→ Article
= = = = =
From f1f9465e473d1a2b234f0a193609ce3e1dce3437 Mon Sep 17 00:00:00 2001
From: Carles Pey <carles.pey@nccgroup.com>
Date: Sat, 23 Nov 2024 14:59:35 -0500
Subject: [PATCH] Refactor variable usage and statistics collection

Signed-off-by: Carles Pey <carles.pey@nccgroup.com>
---
 chipsec/modules/tools/smm/smm_ptr.py | 118 +++++++++++++++------------
 1 file changed, 64 insertions(+), 54 deletions(-)

diff --git a/chipsec/modules/tools/smm/smm_ptr.py b/chipsec/modules/tools/smm/smm_ptr.py
index 2185e0a1f1..03a35e0181 100644
--- a/chipsec/modules/tools/smm/smm_ptr.py
+++ b/chipsec/modules/tools/smm/smm_ptr.py
@@ -199,21 +199,54 @@ def get_info(self):
             return f'duration {self.duration} code {self.code:02X} data {self.data:02X} ({gprs_info(self.gprs)})'
 
 
+class smi_stats:
+    def __init__(self):
+        self.clear()
+
+    def clear(self):
+        self.count = 0
+        self.mean = 0
+        self.m2 = 0
+        self.stdev = 0
+        self.outliers = 0
+
+    #
+    # Computes the standard deviation using the Welford's online algorithm
+    #
+    def update_stats(self, duration):
+        self.count += 1
+        difference = duration - self.mean
+        self.mean += difference / self.count
+        self.m2 += difference * (duration - self.mean)
+        variance = self.m2 / self.count
+        self.stdev = math.sqrt(variance)
+
+    def get_info(self):
+        info = f'average {round(self.mean)} stddev {self.stdev:.2f} checked {self.count}'
+        return info
+
+    #
+    # Combines the statistics of the two data sets using parallel variance computation
+    #
+    def combine(self, partial):
+         self.outliers += partial.outliers
+         total_count = self.count + partial.count
+         difference = partial.mean - self.mean
+         self.mean = (self.mean * self.count + partial.mean * partial.count) / total_count
+         self.m2 += partial.m2 + difference**2 * self.count * partial.count / total_count
+         self.count = total_count
+         variance = self.m2 / self.count
+         self.stdev = math.sqrt(variance)
+
+
 class scan_track:
     def __init__(self):
+        self.current_smi_stats = smi_stats()
+        self.history_smi_stats = smi_stats()
= = = = =
→ Stored dataset items
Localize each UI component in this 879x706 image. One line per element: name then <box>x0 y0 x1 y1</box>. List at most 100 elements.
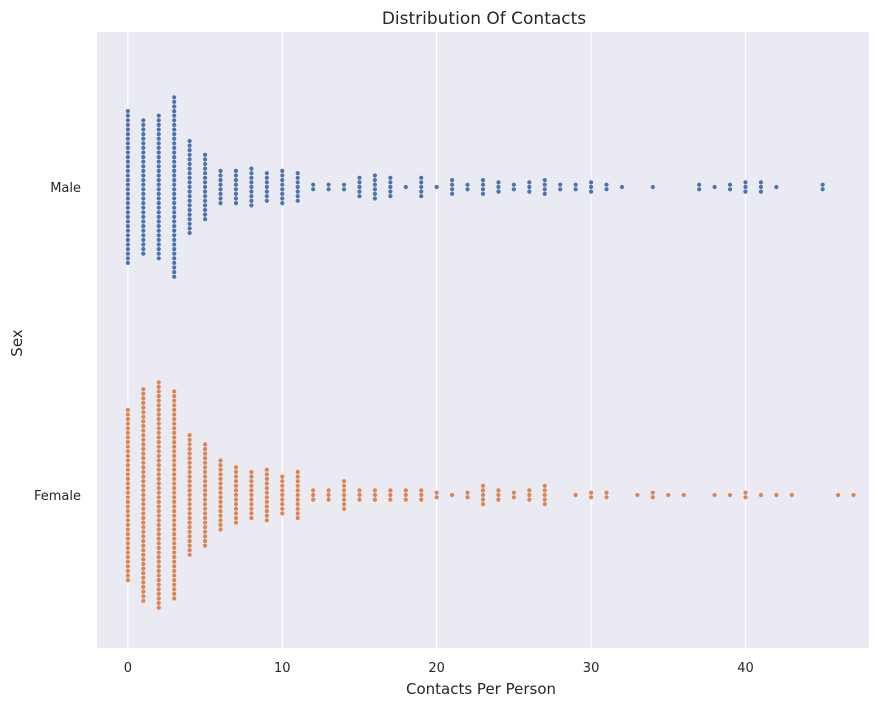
data-point <box>403 492 408 498</box>
data-point <box>264 499 269 504</box>
data-point <box>527 184 532 190</box>
data-point <box>527 488 532 493</box>
data-point <box>218 472 223 477</box>
data-point <box>156 435 161 440</box>
data-point <box>419 189 424 194</box>
data-point <box>172 545 177 551</box>
data-point <box>588 184 594 190</box>
data-point <box>372 497 378 502</box>
data-point <box>141 141 146 146</box>
data-point <box>480 182 486 187</box>
data-point <box>727 492 733 498</box>
data-point <box>125 150 130 155</box>
data-point <box>450 182 455 187</box>
data-point <box>156 164 161 169</box>
data-point <box>141 251 146 256</box>
data-point <box>280 182 285 187</box>
data-point <box>187 189 192 194</box>
chart-title: Distribution Of Contacts <box>382 9 586 29</box>
data-point <box>141 497 146 502</box>
data-point <box>156 228 161 233</box>
data-point <box>187 483 192 488</box>
data-point <box>419 194 424 199</box>
data-point <box>295 469 300 475</box>
data-point <box>125 490 130 495</box>
data-point <box>249 515 254 521</box>
data-point <box>280 511 285 516</box>
data-point <box>141 428 146 433</box>
data-point <box>141 594 146 599</box>
data-point <box>125 564 130 569</box>
data-point <box>573 187 578 192</box>
data-point <box>125 495 130 500</box>
data-point <box>172 596 177 601</box>
data-point <box>527 497 532 502</box>
data-point <box>172 242 177 247</box>
data-point <box>233 469 239 475</box>
data-point <box>372 178 378 183</box>
data-point <box>588 490 594 495</box>
data-point <box>202 194 208 199</box>
data-point <box>249 175 254 180</box>
data-point <box>141 182 146 187</box>
data-point <box>280 497 285 502</box>
data-point <box>125 532 130 537</box>
data-point <box>141 155 146 160</box>
data-point <box>372 488 378 493</box>
data-point <box>141 571 146 576</box>
data-point <box>233 178 239 183</box>
data-point <box>388 175 393 180</box>
data-point <box>774 184 779 190</box>
data-point <box>125 449 130 454</box>
data-point <box>357 184 362 190</box>
data-point <box>156 472 161 477</box>
data-point <box>156 453 161 458</box>
data-point <box>187 469 192 475</box>
data-point <box>172 219 177 224</box>
data-point <box>172 541 177 546</box>
data-point <box>650 495 655 500</box>
data-point <box>125 555 130 560</box>
data-point <box>156 113 161 118</box>
data-point <box>141 451 146 456</box>
data-point <box>172 398 177 403</box>
data-point <box>403 497 408 502</box>
data-point <box>141 483 146 488</box>
data-point <box>141 488 146 493</box>
data-point <box>141 210 146 215</box>
data-point <box>511 182 516 187</box>
data-point <box>573 492 578 498</box>
data-point <box>218 191 223 196</box>
data-point <box>218 463 223 468</box>
data-point <box>264 175 269 180</box>
data-point <box>125 426 130 431</box>
data-point <box>743 184 748 190</box>
data-point <box>172 145 177 150</box>
data-point <box>280 479 285 484</box>
data-point <box>341 506 347 511</box>
data-point <box>295 180 300 185</box>
data-point <box>187 157 192 162</box>
data-point <box>125 210 130 215</box>
data-point <box>172 159 177 164</box>
data-point <box>141 205 146 210</box>
data-point <box>172 191 177 196</box>
data-point <box>480 488 486 493</box>
data-point <box>372 173 378 178</box>
data-point <box>125 168 130 173</box>
data-point <box>141 446 146 452</box>
data-point <box>156 247 161 252</box>
data-point <box>141 515 146 521</box>
data-point <box>125 141 130 146</box>
data-point <box>172 509 177 514</box>
data-point <box>156 582 161 587</box>
data-point <box>187 171 192 176</box>
data-point <box>141 224 146 229</box>
data-point <box>187 488 192 493</box>
data-point <box>125 578 130 583</box>
data-point <box>141 598 146 603</box>
data-point <box>125 237 130 242</box>
data-point <box>172 568 177 574</box>
data-point <box>125 472 130 477</box>
data-point <box>156 463 161 468</box>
= = = = =
→ What the exercise asks
Copy the patch between "From f1f9465e473d1a2b234f0a193609ce3e1dce3437 Mon" and "insertions(+), 54 deletions(-)", inclusive, swapping "statistics" for "metrics". The stored items play no part in this work.

→ Written answer
From f1f9465e473d1a2b234f0a193609ce3e1dce3437 Mon Sep 17 00:00:00 2001
From: Carles Pey <carles.pey@nccgroup.com>
Date: Sat, 23 Nov 2024 14:59:35 -0500
Subject: [PATCH] Refactor variable usage and metrics collection

Signed-off-by: Carles Pey <carles.pey@nccgroup.com>
---
 chipsec/modules/tools/smm/smm_ptr.py | 118 +++++++++++++++------------
 1 file changed, 64 insertions(+), 54 deletions(-)